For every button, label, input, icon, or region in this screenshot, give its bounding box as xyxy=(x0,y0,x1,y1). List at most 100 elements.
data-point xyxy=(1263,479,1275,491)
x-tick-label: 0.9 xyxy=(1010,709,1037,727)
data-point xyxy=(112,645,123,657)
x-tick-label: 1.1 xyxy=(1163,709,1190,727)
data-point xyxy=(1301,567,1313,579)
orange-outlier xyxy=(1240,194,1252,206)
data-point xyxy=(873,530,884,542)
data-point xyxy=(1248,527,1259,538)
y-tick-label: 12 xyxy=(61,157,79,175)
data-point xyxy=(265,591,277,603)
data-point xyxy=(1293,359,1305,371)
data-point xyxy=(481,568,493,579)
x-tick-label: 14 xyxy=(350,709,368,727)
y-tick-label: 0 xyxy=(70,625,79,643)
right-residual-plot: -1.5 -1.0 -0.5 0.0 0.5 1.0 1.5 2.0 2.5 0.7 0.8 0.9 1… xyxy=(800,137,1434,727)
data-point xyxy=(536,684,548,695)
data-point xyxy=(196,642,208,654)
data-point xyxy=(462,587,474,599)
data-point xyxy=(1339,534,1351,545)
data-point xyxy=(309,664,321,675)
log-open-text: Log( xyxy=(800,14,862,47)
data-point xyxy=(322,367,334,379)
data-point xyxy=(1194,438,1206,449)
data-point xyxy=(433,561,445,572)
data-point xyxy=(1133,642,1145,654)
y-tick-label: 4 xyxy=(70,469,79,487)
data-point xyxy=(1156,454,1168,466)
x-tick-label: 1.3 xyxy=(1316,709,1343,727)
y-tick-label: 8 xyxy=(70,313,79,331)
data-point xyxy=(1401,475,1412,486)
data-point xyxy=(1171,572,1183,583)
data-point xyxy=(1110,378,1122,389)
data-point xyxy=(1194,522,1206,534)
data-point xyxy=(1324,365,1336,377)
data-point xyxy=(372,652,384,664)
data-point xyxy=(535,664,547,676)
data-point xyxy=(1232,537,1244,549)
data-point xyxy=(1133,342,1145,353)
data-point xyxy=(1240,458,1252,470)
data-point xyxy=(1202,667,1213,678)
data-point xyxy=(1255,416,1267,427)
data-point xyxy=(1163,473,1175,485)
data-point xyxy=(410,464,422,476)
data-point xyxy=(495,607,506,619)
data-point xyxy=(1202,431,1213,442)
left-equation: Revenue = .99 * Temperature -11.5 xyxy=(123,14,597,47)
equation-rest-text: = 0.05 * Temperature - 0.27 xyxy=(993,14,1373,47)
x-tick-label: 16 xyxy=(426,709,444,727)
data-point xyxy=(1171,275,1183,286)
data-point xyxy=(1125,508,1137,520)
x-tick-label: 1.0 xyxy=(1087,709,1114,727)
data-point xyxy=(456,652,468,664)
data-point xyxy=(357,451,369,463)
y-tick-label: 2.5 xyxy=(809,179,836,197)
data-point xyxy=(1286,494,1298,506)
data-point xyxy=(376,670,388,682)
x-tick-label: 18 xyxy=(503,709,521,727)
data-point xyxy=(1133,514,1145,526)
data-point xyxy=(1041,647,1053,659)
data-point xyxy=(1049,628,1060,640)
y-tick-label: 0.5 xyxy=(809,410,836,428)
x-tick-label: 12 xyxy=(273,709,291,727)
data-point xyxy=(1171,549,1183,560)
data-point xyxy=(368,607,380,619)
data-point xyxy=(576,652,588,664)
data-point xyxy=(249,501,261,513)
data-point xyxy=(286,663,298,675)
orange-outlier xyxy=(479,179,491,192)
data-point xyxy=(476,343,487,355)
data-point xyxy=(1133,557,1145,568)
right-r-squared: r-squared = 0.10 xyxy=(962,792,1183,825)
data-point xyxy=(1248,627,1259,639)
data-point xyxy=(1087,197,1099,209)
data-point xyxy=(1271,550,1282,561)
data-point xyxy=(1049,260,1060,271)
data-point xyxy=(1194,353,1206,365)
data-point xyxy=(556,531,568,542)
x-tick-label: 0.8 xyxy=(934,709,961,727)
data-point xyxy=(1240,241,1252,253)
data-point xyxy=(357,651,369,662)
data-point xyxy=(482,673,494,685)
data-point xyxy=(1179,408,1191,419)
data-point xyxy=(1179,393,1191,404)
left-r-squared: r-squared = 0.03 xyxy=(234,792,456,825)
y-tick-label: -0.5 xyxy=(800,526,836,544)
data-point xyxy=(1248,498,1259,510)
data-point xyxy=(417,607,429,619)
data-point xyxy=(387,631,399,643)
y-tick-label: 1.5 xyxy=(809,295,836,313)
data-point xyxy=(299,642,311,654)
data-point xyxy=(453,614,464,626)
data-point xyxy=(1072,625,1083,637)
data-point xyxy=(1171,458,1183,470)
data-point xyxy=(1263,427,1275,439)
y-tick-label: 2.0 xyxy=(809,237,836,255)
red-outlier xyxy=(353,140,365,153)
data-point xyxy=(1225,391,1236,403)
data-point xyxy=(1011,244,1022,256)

***

YOUR GOAL: Return every line of the data above word for word, with no changes.

FULL RESPONSE:
For every button, label, input, icon, or region in this screenshot, give its bounding box as xyxy=(x0,y0,x1,y1). List at most 100 elements.
data-point xyxy=(1263,479,1275,491)
x-tick-label: 0.9 xyxy=(1010,709,1037,727)
data-point xyxy=(112,645,123,657)
x-tick-label: 1.1 xyxy=(1163,709,1190,727)
data-point xyxy=(1301,567,1313,579)
orange-outlier xyxy=(1240,194,1252,206)
data-point xyxy=(873,530,884,542)
data-point xyxy=(1248,527,1259,538)
y-tick-label: 12 xyxy=(61,157,79,175)
data-point xyxy=(265,591,277,603)
data-point xyxy=(1293,359,1305,371)
data-point xyxy=(481,568,493,579)
x-tick-label: 14 xyxy=(350,709,368,727)
y-tick-label: 0 xyxy=(70,625,79,643)
right-residual-plot: -1.5 -1.0 -0.5 0.0 0.5 1.0 1.5 2.0 2.5 0.7 0.8 0.9 1… xyxy=(800,137,1434,727)
data-point xyxy=(536,684,548,695)
data-point xyxy=(196,642,208,654)
data-point xyxy=(462,587,474,599)
data-point xyxy=(1339,534,1351,545)
data-point xyxy=(309,664,321,675)
log-open-text: Log( xyxy=(800,14,862,47)
data-point xyxy=(322,367,334,379)
data-point xyxy=(1194,438,1206,449)
data-point xyxy=(433,561,445,572)
data-point xyxy=(1133,642,1145,654)
y-tick-label: 4 xyxy=(70,469,79,487)
data-point xyxy=(1156,454,1168,466)
x-tick-label: 1.3 xyxy=(1316,709,1343,727)
y-tick-label: 8 xyxy=(70,313,79,331)
data-point xyxy=(1401,475,1412,486)
data-point xyxy=(1171,572,1183,583)
data-point xyxy=(1110,378,1122,389)
data-point xyxy=(1194,522,1206,534)
data-point xyxy=(1324,365,1336,377)
data-point xyxy=(372,652,384,664)
data-point xyxy=(535,664,547,676)
data-point xyxy=(1232,537,1244,549)
data-point xyxy=(1133,342,1145,353)
data-point xyxy=(1240,458,1252,470)
data-point xyxy=(1202,667,1213,678)
data-point xyxy=(1255,416,1267,427)
data-point xyxy=(1163,473,1175,485)
data-point xyxy=(410,464,422,476)
data-point xyxy=(495,607,506,619)
data-point xyxy=(1202,431,1213,442)
left-equation: Revenue = .99 * Temperature -11.5 xyxy=(123,14,597,47)
equation-rest-text: = 0.05 * Temperature - 0.27 xyxy=(993,14,1373,47)
x-tick-label: 16 xyxy=(426,709,444,727)
data-point xyxy=(1171,275,1183,286)
data-point xyxy=(1125,508,1137,520)
x-tick-label: 1.0 xyxy=(1087,709,1114,727)
data-point xyxy=(456,652,468,664)
data-point xyxy=(357,451,369,463)
y-tick-label: 2.5 xyxy=(809,179,836,197)
data-point xyxy=(1286,494,1298,506)
data-point xyxy=(376,670,388,682)
x-tick-label: 18 xyxy=(503,709,521,727)
data-point xyxy=(1133,514,1145,526)
data-point xyxy=(1041,647,1053,659)
data-point xyxy=(1049,628,1060,640)
y-tick-label: 0.5 xyxy=(809,410,836,428)
x-tick-label: 12 xyxy=(273,709,291,727)
data-point xyxy=(1171,549,1183,560)
data-point xyxy=(368,607,380,619)
data-point xyxy=(576,652,588,664)
data-point xyxy=(249,501,261,513)
data-point xyxy=(286,663,298,675)
orange-outlier xyxy=(479,179,491,192)
data-point xyxy=(476,343,487,355)
data-point xyxy=(1133,557,1145,568)
right-r-squared: r-squared = 0.10 xyxy=(962,792,1183,825)
data-point xyxy=(1248,627,1259,639)
data-point xyxy=(1087,197,1099,209)
data-point xyxy=(1271,550,1282,561)
data-point xyxy=(1049,260,1060,271)
data-point xyxy=(1194,353,1206,365)
data-point xyxy=(556,531,568,542)
x-tick-label: 0.8 xyxy=(934,709,961,727)
data-point xyxy=(1240,241,1252,253)
data-point xyxy=(357,651,369,662)
data-point xyxy=(482,673,494,685)
data-point xyxy=(1179,408,1191,419)
data-point xyxy=(1179,393,1191,404)
left-r-squared: r-squared = 0.03 xyxy=(234,792,456,825)
y-tick-label: -0.5 xyxy=(800,526,836,544)
data-point xyxy=(1248,498,1259,510)
data-point xyxy=(417,607,429,619)
data-point xyxy=(387,631,399,643)
y-tick-label: 1.5 xyxy=(809,295,836,313)
data-point xyxy=(299,642,311,654)
data-point xyxy=(453,614,464,626)
data-point xyxy=(1072,625,1083,637)
data-point xyxy=(1171,458,1183,470)
data-point xyxy=(1263,427,1275,439)
y-tick-label: 2.0 xyxy=(809,237,836,255)
red-outlier xyxy=(353,140,365,153)
data-point xyxy=(1225,391,1236,403)
data-point xyxy=(1011,244,1022,256)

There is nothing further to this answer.